### PROVIDED DATA ###

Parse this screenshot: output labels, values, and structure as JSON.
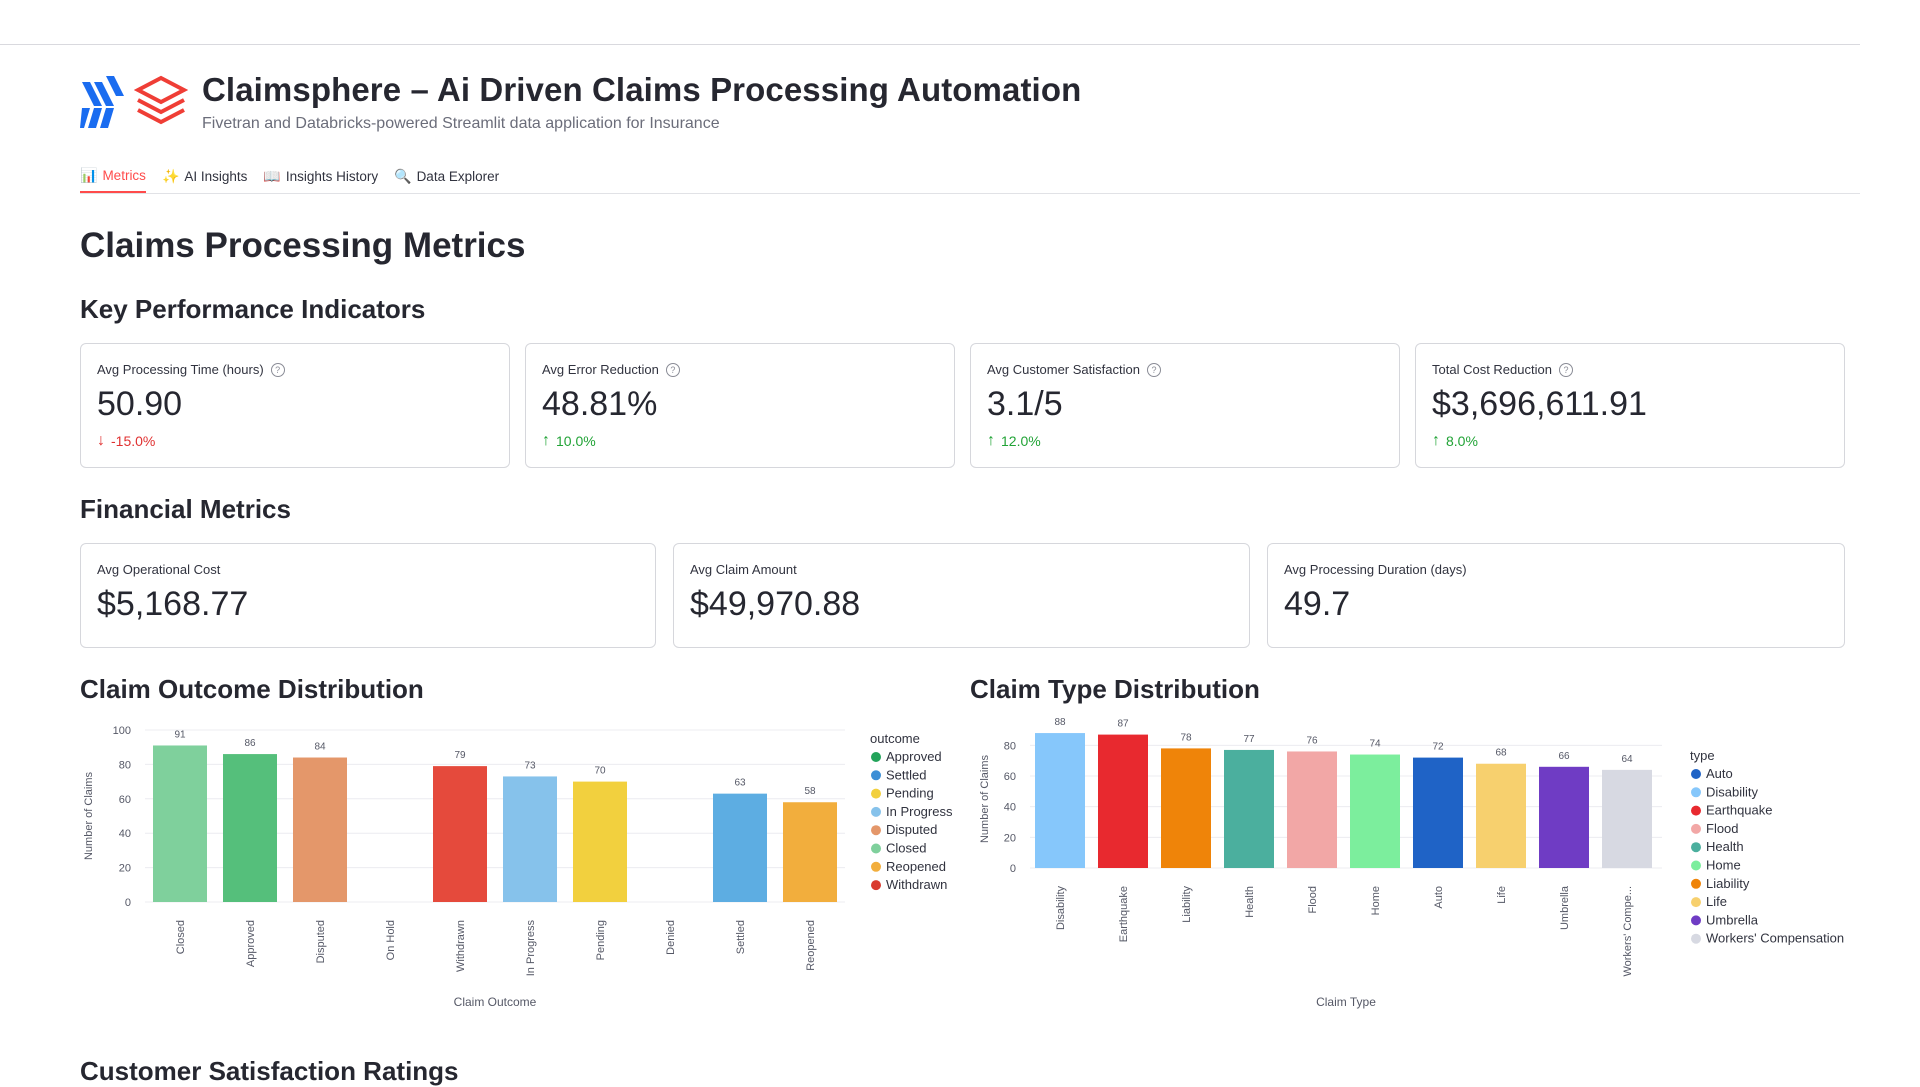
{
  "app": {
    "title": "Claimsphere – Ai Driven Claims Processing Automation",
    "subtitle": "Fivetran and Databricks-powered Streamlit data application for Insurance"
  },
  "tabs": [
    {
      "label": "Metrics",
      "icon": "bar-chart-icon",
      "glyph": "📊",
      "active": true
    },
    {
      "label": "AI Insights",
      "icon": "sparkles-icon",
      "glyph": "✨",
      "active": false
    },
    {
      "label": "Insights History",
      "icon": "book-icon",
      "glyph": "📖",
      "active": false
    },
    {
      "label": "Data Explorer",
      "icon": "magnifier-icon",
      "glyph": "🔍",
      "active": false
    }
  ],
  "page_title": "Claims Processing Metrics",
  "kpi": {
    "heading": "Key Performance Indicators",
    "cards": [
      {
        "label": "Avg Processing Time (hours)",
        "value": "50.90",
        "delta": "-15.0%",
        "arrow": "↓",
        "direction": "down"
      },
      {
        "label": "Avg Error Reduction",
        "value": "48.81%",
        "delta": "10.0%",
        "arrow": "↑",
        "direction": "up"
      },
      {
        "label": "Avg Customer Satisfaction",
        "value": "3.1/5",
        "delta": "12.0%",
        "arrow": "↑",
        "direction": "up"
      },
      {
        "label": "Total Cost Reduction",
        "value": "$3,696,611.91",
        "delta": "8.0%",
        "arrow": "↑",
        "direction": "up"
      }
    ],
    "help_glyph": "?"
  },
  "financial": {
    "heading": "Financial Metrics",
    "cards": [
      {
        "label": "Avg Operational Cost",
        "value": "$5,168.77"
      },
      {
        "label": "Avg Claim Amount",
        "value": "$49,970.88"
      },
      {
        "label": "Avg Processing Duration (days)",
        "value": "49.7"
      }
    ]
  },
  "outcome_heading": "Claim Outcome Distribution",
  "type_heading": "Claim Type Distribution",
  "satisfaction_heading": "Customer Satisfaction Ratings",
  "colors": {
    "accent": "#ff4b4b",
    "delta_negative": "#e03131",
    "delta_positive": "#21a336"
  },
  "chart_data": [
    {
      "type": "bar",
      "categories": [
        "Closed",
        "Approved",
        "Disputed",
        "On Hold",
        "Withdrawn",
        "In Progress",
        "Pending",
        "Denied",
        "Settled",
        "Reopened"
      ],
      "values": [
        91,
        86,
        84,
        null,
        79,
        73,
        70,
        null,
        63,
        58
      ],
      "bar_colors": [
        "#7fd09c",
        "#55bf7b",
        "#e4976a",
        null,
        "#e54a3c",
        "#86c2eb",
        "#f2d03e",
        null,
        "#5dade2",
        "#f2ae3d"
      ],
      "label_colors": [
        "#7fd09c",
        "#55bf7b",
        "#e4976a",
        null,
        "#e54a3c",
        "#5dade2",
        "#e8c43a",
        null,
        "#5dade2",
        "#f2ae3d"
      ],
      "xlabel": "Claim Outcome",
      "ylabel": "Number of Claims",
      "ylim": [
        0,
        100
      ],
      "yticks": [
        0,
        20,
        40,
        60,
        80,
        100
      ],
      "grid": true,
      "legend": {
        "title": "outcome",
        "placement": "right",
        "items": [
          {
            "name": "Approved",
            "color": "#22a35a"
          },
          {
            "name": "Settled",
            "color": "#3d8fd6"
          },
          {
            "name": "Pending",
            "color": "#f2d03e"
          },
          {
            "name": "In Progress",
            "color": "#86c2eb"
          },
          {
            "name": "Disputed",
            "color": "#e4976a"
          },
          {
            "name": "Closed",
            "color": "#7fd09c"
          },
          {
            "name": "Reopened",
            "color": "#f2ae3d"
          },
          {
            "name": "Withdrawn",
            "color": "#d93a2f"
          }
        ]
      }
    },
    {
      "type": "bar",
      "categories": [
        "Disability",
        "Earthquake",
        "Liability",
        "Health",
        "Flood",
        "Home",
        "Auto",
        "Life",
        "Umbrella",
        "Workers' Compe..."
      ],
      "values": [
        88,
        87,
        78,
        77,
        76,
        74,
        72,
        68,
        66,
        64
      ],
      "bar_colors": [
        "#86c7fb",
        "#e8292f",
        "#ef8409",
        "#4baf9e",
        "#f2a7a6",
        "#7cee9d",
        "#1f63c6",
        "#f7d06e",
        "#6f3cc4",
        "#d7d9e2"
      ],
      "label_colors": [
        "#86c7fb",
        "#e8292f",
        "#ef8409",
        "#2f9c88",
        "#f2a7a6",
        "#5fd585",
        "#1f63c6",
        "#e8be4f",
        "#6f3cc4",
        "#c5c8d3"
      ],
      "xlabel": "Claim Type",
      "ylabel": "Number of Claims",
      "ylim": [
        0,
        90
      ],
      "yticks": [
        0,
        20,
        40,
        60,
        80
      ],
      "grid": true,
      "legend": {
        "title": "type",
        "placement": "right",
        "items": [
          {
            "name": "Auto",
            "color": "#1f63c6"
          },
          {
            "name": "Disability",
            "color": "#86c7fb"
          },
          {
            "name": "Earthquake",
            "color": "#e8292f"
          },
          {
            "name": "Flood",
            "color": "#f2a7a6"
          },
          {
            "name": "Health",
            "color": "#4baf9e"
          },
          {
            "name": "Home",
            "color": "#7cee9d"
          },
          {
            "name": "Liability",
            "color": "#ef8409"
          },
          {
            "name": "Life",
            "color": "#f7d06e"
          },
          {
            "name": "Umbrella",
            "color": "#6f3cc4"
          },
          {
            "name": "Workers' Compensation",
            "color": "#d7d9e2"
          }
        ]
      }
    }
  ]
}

###

▶ _TASK PROMPT_: Print all of the records shown above exactly, leaving out each picture.

▶ _THE SOLUTION_:
Parse this screenshot: output labels, values, and structure as JSON.
{
  "app": {
    "title": "Claimsphere – Ai Driven Claims Processing Automation",
    "subtitle": "Fivetran and Databricks-powered Streamlit data application for Insurance"
  },
  "tabs": [
    {
      "label": "Metrics",
      "icon": "bar-chart-icon",
      "glyph": "📊",
      "active": true
    },
    {
      "label": "AI Insights",
      "icon": "sparkles-icon",
      "glyph": "✨",
      "active": false
    },
    {
      "label": "Insights History",
      "icon": "book-icon",
      "glyph": "📖",
      "active": false
    },
    {
      "label": "Data Explorer",
      "icon": "magnifier-icon",
      "glyph": "🔍",
      "active": false
    }
  ],
  "page_title": "Claims Processing Metrics",
  "kpi": {
    "heading": "Key Performance Indicators",
    "cards": [
      {
        "label": "Avg Processing Time (hours)",
        "value": "50.90",
        "delta": "-15.0%",
        "arrow": "↓",
        "direction": "down"
      },
      {
        "label": "Avg Error Reduction",
        "value": "48.81%",
        "delta": "10.0%",
        "arrow": "↑",
        "direction": "up"
      },
      {
        "label": "Avg Customer Satisfaction",
        "value": "3.1/5",
        "delta": "12.0%",
        "arrow": "↑",
        "direction": "up"
      },
      {
        "label": "Total Cost Reduction",
        "value": "$3,696,611.91",
        "delta": "8.0%",
        "arrow": "↑",
        "direction": "up"
      }
    ],
    "help_glyph": "?"
  },
  "financial": {
    "heading": "Financial Metrics",
    "cards": [
      {
        "label": "Avg Operational Cost",
        "value": "$5,168.77"
      },
      {
        "label": "Avg Claim Amount",
        "value": "$49,970.88"
      },
      {
        "label": "Avg Processing Duration (days)",
        "value": "49.7"
      }
    ]
  },
  "outcome_heading": "Claim Outcome Distribution",
  "type_heading": "Claim Type Distribution",
  "satisfaction_heading": "Customer Satisfaction Ratings",
  "colors": {
    "accent": "#ff4b4b",
    "delta_negative": "#e03131",
    "delta_positive": "#21a336"
  },
  "chart_data": [
    {
      "type": "bar",
      "categories": [
        "Closed",
        "Approved",
        "Disputed",
        "On Hold",
        "Withdrawn",
        "In Progress",
        "Pending",
        "Denied",
        "Settled",
        "Reopened"
      ],
      "values": [
        91,
        86,
        84,
        null,
        79,
        73,
        70,
        null,
        63,
        58
      ],
      "bar_colors": [
        "#7fd09c",
        "#55bf7b",
        "#e4976a",
        null,
        "#e54a3c",
        "#86c2eb",
        "#f2d03e",
        null,
        "#5dade2",
        "#f2ae3d"
      ],
      "label_colors": [
        "#7fd09c",
        "#55bf7b",
        "#e4976a",
        null,
        "#e54a3c",
        "#5dade2",
        "#e8c43a",
        null,
        "#5dade2",
        "#f2ae3d"
      ],
      "xlabel": "Claim Outcome",
      "ylabel": "Number of Claims",
      "ylim": [
        0,
        100
      ],
      "yticks": [
        0,
        20,
        40,
        60,
        80,
        100
      ],
      "grid": true,
      "legend": {
        "title": "outcome",
        "placement": "right",
        "items": [
          {
            "name": "Approved",
            "color": "#22a35a"
          },
          {
            "name": "Settled",
            "color": "#3d8fd6"
          },
          {
            "name": "Pending",
            "color": "#f2d03e"
          },
          {
            "name": "In Progress",
            "color": "#86c2eb"
          },
          {
            "name": "Disputed",
            "color": "#e4976a"
          },
          {
            "name": "Closed",
            "color": "#7fd09c"
          },
          {
            "name": "Reopened",
            "color": "#f2ae3d"
          },
          {
            "name": "Withdrawn",
            "color": "#d93a2f"
          }
        ]
      }
    },
    {
      "type": "bar",
      "categories": [
        "Disability",
        "Earthquake",
        "Liability",
        "Health",
        "Flood",
        "Home",
        "Auto",
        "Life",
        "Umbrella",
        "Workers' Compe..."
      ],
      "values": [
        88,
        87,
        78,
        77,
        76,
        74,
        72,
        68,
        66,
        64
      ],
      "bar_colors": [
        "#86c7fb",
        "#e8292f",
        "#ef8409",
        "#4baf9e",
        "#f2a7a6",
        "#7cee9d",
        "#1f63c6",
        "#f7d06e",
        "#6f3cc4",
        "#d7d9e2"
      ],
      "label_colors": [
        "#86c7fb",
        "#e8292f",
        "#ef8409",
        "#2f9c88",
        "#f2a7a6",
        "#5fd585",
        "#1f63c6",
        "#e8be4f",
        "#6f3cc4",
        "#c5c8d3"
      ],
      "xlabel": "Claim Type",
      "ylabel": "Number of Claims",
      "ylim": [
        0,
        90
      ],
      "yticks": [
        0,
        20,
        40,
        60,
        80
      ],
      "grid": true,
      "legend": {
        "title": "type",
        "placement": "right",
        "items": [
          {
            "name": "Auto",
            "color": "#1f63c6"
          },
          {
            "name": "Disability",
            "color": "#86c7fb"
          },
          {
            "name": "Earthquake",
            "color": "#e8292f"
          },
          {
            "name": "Flood",
            "color": "#f2a7a6"
          },
          {
            "name": "Health",
            "color": "#4baf9e"
          },
          {
            "name": "Home",
            "color": "#7cee9d"
          },
          {
            "name": "Liability",
            "color": "#ef8409"
          },
          {
            "name": "Life",
            "color": "#f7d06e"
          },
          {
            "name": "Umbrella",
            "color": "#6f3cc4"
          },
          {
            "name": "Workers' Compensation",
            "color": "#d7d9e2"
          }
        ]
      }
    }
  ]
}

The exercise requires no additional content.